> [DESCRIPTION OF THE TASK]
Copy each line exactly. Leave nothing out.

-- begin GIVEN RECORDS --

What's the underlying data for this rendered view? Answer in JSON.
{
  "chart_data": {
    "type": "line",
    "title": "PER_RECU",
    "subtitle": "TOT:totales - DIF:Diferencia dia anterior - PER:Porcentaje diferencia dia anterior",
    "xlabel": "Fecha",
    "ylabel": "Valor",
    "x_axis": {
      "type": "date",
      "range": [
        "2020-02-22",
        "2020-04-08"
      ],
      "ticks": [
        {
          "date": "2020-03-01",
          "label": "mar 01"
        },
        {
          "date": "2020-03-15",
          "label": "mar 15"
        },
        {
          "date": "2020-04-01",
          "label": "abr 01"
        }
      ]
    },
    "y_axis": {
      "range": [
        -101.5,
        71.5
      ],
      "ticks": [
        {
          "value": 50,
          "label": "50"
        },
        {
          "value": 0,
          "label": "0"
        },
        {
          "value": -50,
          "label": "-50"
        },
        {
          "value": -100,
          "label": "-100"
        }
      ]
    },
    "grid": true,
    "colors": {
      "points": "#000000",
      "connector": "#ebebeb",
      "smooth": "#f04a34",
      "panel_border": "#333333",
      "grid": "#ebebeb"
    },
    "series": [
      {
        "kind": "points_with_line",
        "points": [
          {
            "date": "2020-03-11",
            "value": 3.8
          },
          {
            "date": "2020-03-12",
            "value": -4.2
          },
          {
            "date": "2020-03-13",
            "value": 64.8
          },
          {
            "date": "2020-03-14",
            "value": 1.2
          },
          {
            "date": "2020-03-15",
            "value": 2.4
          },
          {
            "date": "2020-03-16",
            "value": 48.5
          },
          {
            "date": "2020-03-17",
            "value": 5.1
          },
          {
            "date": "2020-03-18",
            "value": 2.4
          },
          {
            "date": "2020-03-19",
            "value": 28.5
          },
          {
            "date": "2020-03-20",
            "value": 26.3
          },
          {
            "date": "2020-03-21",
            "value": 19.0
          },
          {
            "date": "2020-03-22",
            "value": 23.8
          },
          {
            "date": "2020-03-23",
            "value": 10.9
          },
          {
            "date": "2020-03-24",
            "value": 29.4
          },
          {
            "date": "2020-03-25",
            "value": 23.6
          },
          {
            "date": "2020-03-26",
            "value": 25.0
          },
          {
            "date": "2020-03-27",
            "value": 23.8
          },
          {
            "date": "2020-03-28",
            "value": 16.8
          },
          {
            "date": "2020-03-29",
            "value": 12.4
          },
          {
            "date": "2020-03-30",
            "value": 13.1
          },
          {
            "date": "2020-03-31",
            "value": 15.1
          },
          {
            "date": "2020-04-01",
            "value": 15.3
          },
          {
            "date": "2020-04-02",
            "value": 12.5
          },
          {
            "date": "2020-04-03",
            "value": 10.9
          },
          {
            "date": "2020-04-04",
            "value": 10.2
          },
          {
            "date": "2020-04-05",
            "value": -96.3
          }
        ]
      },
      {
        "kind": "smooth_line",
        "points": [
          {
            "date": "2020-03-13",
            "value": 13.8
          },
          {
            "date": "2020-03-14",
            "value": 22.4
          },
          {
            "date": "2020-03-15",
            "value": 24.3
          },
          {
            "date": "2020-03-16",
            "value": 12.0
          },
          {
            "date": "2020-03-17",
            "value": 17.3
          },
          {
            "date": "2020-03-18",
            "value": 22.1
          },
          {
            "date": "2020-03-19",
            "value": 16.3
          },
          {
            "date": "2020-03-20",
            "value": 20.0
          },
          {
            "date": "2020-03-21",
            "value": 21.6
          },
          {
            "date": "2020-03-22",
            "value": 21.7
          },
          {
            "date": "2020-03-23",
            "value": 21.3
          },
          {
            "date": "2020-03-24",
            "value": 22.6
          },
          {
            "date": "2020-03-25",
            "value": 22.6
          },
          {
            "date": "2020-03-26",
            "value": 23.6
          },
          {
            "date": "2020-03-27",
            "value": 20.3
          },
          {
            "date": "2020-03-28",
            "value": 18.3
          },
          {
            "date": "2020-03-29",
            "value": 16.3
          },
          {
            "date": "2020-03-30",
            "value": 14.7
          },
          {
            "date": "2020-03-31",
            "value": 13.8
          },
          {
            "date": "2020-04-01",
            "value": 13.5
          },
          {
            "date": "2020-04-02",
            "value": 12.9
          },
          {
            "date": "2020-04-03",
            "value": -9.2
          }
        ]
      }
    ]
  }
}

-- end GIVEN RECORDS --

> [RESPONSE]
What's the underlying data for this rendered view? Answer in JSON.
{
  "chart_data": {
    "type": "line",
    "title": "PER_RECU",
    "subtitle": "TOT:totales - DIF:Diferencia dia anterior - PER:Porcentaje diferencia dia anterior",
    "xlabel": "Fecha",
    "ylabel": "Valor",
    "x_axis": {
      "type": "date",
      "range": [
        "2020-02-22",
        "2020-04-08"
      ],
      "ticks": [
        {
          "date": "2020-03-01",
          "label": "mar 01"
        },
        {
          "date": "2020-03-15",
          "label": "mar 15"
        },
        {
          "date": "2020-04-01",
          "label": "abr 01"
        }
      ]
    },
    "y_axis": {
      "range": [
        -101.5,
        71.5
      ],
      "ticks": [
        {
          "value": 50,
          "label": "50"
        },
        {
          "value": 0,
          "label": "0"
        },
        {
          "value": -50,
          "label": "-50"
        },
        {
          "value": -100,
          "label": "-100"
        }
      ]
    },
    "grid": true,
    "colors": {
      "points": "#000000",
      "connector": "#ebebeb",
      "smooth": "#f04a34",
      "panel_border": "#333333",
      "grid": "#ebebeb"
    },
    "series": [
      {
        "kind": "points_with_line",
        "points": [
          {
            "date": "2020-03-11",
            "value": 3.8
          },
          {
            "date": "2020-03-12",
            "value": -4.2
          },
          {
            "date": "2020-03-13",
            "value": 64.8
          },
          {
            "date": "2020-03-14",
            "value": 1.2
          },
          {
            "date": "2020-03-15",
            "value": 2.4
          },
          {
            "date": "2020-03-16",
            "value": 48.5
          },
          {
            "date": "2020-03-17",
            "value": 5.1
          },
          {
            "date": "2020-03-18",
            "value": 2.4
          },
          {
            "date": "2020-03-19",
            "value": 28.5
          },
          {
            "date": "2020-03-20",
            "value": 26.3
          },
          {
            "date": "2020-03-21",
            "value": 19.0
          },
          {
            "date": "2020-03-22",
            "value": 23.8
          },
          {
            "date": "2020-03-23",
            "value": 10.9
          },
          {
            "date": "2020-03-24",
            "value": 29.4
          },
          {
            "date": "2020-03-25",
            "value": 23.6
          },
          {
            "date": "2020-03-26",
            "value": 25.0
          },
          {
            "date": "2020-03-27",
            "value": 23.8
          },
          {
            "date": "2020-03-28",
            "value": 16.8
          },
          {
            "date": "2020-03-29",
            "value": 12.4
          },
          {
            "date": "2020-03-30",
            "value": 13.1
          },
          {
            "date": "2020-03-31",
            "value": 15.1
          },
          {
            "date": "2020-04-01",
            "value": 15.3
          },
          {
            "date": "2020-04-02",
            "value": 12.5
          },
          {
            "date": "2020-04-03",
            "value": 10.9
          },
          {
            "date": "2020-04-04",
            "value": 10.2
          },
          {
            "date": "2020-04-05",
            "value": -96.3
          }
        ]
      },
      {
        "kind": "smooth_line",
        "points": [
          {
            "date": "2020-03-13",
            "value": 13.8
          },
          {
            "date": "2020-03-14",
            "value": 22.4
          },
          {
            "date": "2020-03-15",
            "value": 24.3
          },
          {
            "date": "2020-03-16",
            "value": 12.0
          },
          {
            "date": "2020-03-17",
            "value": 17.3
          },
          {
            "date": "2020-03-18",
            "value": 22.1
          },
          {
            "date": "2020-03-19",
            "value": 16.3
          },
          {
            "date": "2020-03-20",
            "value": 20.0
          },
          {
            "date": "2020-03-21",
            "value": 21.6
          },
          {
            "date": "2020-03-22",
            "value": 21.7
          },
          {
            "date": "2020-03-23",
            "value": 21.3
          },
          {
            "date": "2020-03-24",
            "value": 22.6
          },
          {
            "date": "2020-03-25",
            "value": 22.6
          },
          {
            "date": "2020-03-26",
            "value": 23.6
          },
          {
            "date": "2020-03-27",
            "value": 20.3
          },
          {
            "date": "2020-03-28",
            "value": 18.3
          },
          {
            "date": "2020-03-29",
            "value": 16.3
          },
          {
            "date": "2020-03-30",
            "value": 14.7
          },
          {
            "date": "2020-03-31",
            "value": 13.8
          },
          {
            "date": "2020-04-01",
            "value": 13.5
          },
          {
            "date": "2020-04-02",
            "value": 12.9
          },
          {
            "date": "2020-04-03",
            "value": -9.2
          }
        ]
      }
    ]
  }
}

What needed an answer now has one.